▶ TASK PROMPT
Without altering anything, repeat each of the records.

▶ RECORD EXCERPTS
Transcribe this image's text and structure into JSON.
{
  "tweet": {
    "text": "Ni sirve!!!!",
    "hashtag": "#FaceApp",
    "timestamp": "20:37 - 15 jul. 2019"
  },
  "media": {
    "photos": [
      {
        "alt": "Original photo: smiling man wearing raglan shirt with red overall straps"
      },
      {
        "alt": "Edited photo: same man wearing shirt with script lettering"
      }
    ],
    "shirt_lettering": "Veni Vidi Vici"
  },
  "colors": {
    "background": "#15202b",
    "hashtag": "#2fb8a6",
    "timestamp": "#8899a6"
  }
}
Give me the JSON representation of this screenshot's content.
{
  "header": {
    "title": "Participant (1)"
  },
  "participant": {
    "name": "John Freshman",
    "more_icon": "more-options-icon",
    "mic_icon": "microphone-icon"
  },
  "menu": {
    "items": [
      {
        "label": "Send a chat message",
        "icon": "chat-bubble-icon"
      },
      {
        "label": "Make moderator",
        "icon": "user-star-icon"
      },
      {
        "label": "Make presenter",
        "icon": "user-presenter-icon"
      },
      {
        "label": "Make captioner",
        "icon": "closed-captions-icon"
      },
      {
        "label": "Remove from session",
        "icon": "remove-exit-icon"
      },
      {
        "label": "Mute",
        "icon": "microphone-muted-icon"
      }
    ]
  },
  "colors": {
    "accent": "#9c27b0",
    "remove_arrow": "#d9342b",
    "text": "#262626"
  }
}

▶ RESPONSE
Transcribe this image's text and structure into JSON.
{
  "tweet": {
    "text": "Ni sirve!!!!",
    "hashtag": "#FaceApp",
    "timestamp": "20:37 - 15 jul. 2019"
  },
  "media": {
    "photos": [
      {
        "alt": "Original photo: smiling man wearing raglan shirt with red overall straps"
      },
      {
        "alt": "Edited photo: same man wearing shirt with script lettering"
      }
    ],
    "shirt_lettering": "Veni Vidi Vici"
  },
  "colors": {
    "background": "#15202b",
    "hashtag": "#2fb8a6",
    "timestamp": "#8899a6"
  }
}
Give me the JSON representation of this screenshot's content.
{
  "header": {
    "title": "Participant (1)"
  },
  "participant": {
    "name": "John Freshman",
    "more_icon": "more-options-icon",
    "mic_icon": "microphone-icon"
  },
  "menu": {
    "items": [
      {
        "label": "Send a chat message",
        "icon": "chat-bubble-icon"
      },
      {
        "label": "Make moderator",
        "icon": "user-star-icon"
      },
      {
        "label": "Make presenter",
        "icon": "user-presenter-icon"
      },
      {
        "label": "Make captioner",
        "icon": "closed-captions-icon"
      },
      {
        "label": "Remove from session",
        "icon": "remove-exit-icon"
      },
      {
        "label": "Mute",
        "icon": "microphone-muted-icon"
      }
    ]
  },
  "colors": {
    "accent": "#9c27b0",
    "remove_arrow": "#d9342b",
    "text": "#262626"
  }
}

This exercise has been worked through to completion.